Exercise objective:
Look through the material below for "Settings". Copy every line that contains it.

(Items from a dataset)
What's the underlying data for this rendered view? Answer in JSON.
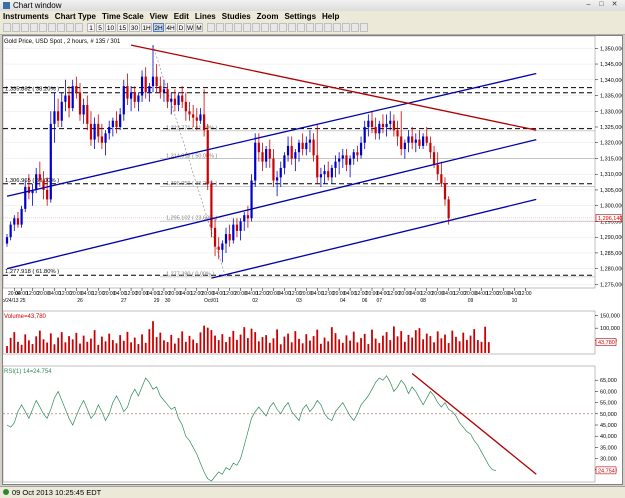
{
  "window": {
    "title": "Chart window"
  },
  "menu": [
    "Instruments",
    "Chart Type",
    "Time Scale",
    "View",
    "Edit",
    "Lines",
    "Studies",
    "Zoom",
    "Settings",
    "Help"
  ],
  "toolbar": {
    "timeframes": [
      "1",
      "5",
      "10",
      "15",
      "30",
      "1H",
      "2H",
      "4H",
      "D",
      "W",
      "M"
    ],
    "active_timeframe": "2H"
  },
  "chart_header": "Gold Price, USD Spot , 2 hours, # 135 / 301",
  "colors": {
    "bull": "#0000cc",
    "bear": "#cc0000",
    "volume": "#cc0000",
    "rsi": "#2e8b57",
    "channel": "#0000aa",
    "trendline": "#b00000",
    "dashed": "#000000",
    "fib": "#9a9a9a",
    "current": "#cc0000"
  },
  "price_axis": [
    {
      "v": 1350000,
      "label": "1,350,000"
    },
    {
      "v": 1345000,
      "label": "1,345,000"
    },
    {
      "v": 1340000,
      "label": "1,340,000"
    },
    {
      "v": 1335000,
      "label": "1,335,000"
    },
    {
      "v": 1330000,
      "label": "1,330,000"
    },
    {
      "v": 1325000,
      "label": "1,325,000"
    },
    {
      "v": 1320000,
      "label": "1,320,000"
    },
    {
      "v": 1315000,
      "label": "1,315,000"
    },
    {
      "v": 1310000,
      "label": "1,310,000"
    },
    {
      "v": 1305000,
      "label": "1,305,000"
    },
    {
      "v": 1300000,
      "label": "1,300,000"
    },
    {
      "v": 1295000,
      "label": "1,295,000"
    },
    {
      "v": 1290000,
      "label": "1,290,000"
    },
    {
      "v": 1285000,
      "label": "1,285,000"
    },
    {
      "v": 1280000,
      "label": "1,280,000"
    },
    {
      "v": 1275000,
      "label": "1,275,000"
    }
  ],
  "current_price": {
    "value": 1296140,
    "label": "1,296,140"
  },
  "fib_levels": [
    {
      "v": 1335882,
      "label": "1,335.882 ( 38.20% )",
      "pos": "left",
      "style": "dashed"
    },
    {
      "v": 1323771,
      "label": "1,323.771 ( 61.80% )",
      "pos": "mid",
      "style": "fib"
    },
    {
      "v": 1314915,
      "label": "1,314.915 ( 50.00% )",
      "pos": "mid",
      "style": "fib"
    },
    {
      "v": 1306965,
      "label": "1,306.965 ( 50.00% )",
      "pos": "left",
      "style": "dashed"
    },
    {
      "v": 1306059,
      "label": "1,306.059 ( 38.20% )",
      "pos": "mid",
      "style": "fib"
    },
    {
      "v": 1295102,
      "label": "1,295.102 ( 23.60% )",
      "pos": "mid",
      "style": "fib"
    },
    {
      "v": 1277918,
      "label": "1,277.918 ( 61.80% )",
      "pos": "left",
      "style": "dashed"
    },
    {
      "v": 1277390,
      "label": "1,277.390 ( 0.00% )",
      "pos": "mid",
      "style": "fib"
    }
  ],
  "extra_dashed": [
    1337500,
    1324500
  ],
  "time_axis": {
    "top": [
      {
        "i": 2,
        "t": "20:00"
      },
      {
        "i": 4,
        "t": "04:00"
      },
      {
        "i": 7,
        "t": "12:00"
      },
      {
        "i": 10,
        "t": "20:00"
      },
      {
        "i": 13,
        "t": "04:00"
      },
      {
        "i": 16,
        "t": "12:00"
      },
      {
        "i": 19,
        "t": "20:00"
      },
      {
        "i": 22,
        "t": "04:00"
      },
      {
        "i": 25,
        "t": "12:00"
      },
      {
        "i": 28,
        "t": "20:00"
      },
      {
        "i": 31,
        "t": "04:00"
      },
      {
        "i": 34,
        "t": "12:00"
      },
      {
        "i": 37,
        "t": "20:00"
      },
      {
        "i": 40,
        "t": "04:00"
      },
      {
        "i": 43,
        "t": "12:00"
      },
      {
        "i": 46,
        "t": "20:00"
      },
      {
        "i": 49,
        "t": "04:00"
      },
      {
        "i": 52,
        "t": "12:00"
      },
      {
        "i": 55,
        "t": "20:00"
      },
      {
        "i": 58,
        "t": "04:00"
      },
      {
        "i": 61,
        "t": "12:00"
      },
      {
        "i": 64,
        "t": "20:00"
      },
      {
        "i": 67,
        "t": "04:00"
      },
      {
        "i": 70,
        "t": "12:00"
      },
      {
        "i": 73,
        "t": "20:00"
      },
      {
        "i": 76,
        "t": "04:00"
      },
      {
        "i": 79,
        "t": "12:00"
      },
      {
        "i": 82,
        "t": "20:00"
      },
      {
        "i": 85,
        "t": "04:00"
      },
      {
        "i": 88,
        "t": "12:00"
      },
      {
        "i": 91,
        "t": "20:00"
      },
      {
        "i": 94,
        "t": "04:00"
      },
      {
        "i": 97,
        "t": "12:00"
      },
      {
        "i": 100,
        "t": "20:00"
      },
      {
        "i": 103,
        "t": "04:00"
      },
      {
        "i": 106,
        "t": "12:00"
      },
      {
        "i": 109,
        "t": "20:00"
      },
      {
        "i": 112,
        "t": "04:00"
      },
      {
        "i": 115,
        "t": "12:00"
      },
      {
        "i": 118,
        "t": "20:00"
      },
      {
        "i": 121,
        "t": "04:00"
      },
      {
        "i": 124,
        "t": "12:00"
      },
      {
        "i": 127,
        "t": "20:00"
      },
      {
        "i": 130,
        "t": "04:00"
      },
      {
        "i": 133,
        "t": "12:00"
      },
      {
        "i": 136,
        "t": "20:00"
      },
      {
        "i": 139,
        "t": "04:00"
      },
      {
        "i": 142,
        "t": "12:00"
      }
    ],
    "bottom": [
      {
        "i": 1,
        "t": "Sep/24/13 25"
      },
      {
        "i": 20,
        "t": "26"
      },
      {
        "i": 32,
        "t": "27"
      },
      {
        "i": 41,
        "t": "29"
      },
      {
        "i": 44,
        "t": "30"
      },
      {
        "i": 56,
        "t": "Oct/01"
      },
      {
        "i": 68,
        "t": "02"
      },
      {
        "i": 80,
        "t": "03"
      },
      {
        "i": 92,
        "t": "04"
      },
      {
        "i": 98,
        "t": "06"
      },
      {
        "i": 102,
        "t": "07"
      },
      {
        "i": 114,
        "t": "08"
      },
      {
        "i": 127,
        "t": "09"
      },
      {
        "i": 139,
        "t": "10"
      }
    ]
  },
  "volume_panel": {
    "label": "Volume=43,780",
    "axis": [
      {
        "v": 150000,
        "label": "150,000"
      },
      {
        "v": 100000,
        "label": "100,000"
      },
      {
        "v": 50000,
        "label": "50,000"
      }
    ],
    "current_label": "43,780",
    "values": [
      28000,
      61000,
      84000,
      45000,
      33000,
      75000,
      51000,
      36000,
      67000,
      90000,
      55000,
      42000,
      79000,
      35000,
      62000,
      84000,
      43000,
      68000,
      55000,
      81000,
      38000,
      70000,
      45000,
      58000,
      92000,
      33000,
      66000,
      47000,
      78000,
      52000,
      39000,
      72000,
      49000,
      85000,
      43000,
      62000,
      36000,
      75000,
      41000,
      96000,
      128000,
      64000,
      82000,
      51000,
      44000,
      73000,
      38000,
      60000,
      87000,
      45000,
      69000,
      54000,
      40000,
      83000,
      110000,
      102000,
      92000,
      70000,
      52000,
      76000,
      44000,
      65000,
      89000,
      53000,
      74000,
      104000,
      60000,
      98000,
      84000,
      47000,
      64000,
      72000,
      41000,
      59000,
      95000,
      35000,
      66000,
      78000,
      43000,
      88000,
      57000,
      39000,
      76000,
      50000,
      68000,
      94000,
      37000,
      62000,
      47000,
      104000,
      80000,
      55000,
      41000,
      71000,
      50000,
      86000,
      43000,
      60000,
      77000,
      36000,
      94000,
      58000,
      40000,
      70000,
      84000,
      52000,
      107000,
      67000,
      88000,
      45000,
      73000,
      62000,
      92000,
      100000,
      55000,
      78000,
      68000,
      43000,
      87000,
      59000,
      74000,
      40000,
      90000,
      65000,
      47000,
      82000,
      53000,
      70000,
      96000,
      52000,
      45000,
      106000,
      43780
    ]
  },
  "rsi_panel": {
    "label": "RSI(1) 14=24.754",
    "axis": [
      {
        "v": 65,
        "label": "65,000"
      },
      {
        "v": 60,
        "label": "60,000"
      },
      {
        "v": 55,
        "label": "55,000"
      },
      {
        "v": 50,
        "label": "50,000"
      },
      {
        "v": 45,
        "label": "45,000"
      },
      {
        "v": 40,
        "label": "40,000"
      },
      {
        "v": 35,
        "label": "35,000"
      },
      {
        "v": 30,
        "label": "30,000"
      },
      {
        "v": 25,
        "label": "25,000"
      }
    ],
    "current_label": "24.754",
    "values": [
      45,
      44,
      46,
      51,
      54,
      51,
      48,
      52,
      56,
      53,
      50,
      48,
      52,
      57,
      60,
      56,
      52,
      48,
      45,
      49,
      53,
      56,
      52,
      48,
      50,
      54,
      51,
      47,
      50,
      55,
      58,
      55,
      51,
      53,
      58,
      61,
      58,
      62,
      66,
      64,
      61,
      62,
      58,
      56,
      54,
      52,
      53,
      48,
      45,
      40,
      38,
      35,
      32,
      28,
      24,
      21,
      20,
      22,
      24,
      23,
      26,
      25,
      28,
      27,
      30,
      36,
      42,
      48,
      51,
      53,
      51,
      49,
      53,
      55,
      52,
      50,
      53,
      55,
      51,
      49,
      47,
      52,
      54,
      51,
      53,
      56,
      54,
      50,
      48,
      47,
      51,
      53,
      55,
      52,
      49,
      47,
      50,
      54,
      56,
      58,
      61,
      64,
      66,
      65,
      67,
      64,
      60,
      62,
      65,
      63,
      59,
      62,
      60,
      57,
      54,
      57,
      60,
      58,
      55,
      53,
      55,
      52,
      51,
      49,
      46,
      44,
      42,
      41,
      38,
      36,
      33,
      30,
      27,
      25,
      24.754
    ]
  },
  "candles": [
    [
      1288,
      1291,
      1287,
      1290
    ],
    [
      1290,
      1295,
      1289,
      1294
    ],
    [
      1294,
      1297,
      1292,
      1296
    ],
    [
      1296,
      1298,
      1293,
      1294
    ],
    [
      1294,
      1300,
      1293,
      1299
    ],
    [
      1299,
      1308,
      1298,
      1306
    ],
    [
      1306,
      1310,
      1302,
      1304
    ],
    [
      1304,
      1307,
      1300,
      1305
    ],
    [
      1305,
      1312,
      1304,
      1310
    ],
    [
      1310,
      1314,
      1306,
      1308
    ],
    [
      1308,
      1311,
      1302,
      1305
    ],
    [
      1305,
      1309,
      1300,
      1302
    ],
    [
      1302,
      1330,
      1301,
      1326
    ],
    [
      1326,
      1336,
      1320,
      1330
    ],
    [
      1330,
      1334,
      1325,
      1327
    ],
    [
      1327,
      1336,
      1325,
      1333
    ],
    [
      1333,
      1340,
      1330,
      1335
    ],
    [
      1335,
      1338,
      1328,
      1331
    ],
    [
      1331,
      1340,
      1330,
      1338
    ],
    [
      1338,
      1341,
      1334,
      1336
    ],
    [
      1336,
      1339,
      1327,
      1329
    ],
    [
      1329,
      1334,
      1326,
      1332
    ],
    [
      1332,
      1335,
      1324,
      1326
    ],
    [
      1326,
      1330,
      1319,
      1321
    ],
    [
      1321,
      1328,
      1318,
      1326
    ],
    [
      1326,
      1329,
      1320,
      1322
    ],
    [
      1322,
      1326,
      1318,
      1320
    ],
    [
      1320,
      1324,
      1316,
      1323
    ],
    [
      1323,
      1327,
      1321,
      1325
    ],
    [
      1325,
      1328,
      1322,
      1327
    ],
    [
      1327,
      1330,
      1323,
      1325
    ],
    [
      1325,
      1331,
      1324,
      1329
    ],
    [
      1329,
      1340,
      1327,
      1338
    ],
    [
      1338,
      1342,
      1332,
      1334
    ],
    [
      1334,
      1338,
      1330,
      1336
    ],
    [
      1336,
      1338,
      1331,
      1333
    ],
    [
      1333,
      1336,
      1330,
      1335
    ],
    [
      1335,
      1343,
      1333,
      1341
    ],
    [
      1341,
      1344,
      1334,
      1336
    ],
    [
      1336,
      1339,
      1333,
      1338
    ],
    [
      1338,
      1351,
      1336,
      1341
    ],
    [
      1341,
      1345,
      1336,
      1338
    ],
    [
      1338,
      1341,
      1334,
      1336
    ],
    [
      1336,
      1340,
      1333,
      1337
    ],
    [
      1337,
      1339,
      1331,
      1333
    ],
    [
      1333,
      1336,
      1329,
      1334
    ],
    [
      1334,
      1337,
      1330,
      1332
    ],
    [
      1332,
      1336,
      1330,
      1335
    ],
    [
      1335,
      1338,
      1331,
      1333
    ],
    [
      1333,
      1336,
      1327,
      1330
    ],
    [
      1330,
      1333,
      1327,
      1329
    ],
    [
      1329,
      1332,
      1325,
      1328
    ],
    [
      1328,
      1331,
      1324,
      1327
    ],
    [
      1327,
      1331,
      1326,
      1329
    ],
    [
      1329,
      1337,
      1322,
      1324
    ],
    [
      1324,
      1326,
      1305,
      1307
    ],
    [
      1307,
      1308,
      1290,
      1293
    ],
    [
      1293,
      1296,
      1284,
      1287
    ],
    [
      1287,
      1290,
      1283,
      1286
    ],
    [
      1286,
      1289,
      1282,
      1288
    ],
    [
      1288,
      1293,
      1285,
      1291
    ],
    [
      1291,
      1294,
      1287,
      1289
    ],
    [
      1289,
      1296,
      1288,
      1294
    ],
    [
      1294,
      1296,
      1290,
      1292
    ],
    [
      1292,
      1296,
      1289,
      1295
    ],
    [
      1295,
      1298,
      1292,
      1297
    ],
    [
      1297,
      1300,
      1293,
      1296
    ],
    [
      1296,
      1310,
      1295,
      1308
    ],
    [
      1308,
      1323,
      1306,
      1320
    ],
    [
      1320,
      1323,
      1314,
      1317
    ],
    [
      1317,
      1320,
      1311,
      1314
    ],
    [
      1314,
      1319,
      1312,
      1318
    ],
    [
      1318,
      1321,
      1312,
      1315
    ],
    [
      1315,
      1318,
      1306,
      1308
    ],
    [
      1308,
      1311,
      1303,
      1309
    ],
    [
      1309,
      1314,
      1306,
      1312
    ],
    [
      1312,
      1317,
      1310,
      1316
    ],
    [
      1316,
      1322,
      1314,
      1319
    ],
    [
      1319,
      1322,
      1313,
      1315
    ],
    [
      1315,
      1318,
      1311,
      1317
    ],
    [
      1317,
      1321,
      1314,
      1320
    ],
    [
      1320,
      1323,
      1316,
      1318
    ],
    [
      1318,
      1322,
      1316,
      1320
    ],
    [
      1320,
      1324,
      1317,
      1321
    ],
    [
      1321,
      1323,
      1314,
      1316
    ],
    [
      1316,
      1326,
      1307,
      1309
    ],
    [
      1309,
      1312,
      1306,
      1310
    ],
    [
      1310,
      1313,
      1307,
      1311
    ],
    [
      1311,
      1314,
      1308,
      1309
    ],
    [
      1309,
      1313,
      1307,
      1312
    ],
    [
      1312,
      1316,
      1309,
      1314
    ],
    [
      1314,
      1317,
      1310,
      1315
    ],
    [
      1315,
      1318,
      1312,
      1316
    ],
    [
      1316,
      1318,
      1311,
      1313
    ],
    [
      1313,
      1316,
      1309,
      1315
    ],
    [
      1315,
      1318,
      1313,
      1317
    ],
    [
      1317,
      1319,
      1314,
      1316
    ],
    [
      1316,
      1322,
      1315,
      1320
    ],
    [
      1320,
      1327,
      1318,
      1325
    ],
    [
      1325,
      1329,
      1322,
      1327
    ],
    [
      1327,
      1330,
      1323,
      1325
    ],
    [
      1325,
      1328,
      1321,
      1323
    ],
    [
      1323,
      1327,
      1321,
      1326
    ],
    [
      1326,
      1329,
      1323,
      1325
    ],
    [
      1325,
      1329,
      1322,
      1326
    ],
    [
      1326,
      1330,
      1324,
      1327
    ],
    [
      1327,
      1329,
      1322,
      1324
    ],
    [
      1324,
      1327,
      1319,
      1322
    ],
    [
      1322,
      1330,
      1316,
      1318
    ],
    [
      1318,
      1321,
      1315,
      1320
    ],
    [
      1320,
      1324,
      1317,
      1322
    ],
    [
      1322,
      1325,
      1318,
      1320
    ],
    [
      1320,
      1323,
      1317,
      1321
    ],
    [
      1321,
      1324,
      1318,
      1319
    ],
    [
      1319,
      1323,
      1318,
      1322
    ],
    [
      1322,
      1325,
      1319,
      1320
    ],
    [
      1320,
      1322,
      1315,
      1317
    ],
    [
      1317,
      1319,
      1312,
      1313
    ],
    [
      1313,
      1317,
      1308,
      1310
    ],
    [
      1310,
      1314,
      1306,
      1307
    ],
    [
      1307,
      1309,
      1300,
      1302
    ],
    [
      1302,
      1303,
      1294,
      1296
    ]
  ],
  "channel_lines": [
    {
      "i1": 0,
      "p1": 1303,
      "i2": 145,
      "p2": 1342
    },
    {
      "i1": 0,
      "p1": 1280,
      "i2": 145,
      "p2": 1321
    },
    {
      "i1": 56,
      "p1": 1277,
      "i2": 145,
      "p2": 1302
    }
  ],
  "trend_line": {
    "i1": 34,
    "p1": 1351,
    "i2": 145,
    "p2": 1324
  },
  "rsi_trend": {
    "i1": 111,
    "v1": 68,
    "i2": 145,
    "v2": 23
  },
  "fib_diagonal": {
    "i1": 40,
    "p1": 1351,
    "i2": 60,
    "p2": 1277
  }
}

...

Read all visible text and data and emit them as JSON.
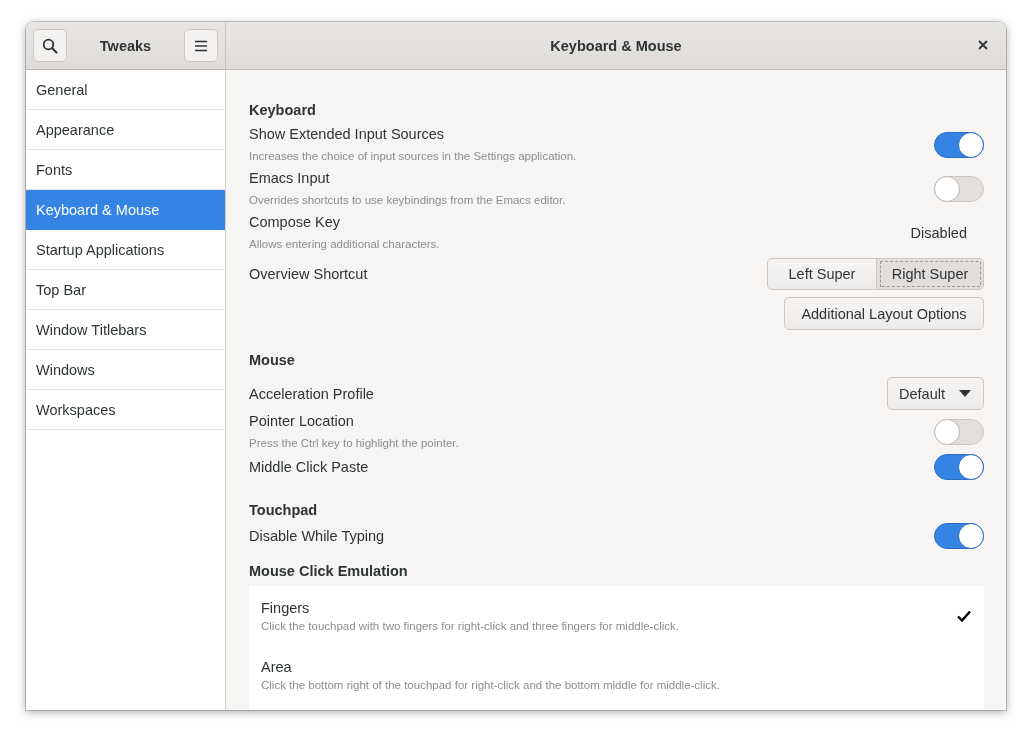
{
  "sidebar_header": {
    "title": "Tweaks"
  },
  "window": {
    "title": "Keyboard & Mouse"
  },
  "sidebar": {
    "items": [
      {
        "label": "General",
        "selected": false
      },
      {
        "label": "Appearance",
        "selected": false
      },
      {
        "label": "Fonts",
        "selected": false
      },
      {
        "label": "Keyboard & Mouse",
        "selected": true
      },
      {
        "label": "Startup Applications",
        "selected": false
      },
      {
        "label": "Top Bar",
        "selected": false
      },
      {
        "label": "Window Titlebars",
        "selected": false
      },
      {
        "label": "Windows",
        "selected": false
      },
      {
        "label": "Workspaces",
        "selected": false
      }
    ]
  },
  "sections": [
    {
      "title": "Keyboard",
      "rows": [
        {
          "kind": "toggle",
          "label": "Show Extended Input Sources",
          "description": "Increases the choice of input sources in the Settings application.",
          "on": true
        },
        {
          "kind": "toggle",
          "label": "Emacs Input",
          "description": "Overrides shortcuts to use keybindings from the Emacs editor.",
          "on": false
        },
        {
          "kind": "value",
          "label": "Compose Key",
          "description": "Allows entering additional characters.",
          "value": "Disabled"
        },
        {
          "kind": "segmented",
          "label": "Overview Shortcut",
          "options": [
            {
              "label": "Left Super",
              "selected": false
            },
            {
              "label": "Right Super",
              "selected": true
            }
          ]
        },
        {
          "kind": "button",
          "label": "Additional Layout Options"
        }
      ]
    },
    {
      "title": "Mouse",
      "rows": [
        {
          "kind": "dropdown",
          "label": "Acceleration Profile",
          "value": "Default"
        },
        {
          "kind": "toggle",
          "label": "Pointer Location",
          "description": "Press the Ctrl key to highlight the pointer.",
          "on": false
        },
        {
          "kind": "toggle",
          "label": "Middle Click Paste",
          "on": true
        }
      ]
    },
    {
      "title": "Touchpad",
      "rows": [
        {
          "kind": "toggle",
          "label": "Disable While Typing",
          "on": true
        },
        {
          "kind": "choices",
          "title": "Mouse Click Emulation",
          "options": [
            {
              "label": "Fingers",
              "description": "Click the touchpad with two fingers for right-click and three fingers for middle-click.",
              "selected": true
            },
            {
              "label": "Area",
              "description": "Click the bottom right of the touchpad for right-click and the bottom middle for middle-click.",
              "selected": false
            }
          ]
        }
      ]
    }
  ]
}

Written response:
    "Settings",
          "description": "Increases the choice of input sources in the Settings application.",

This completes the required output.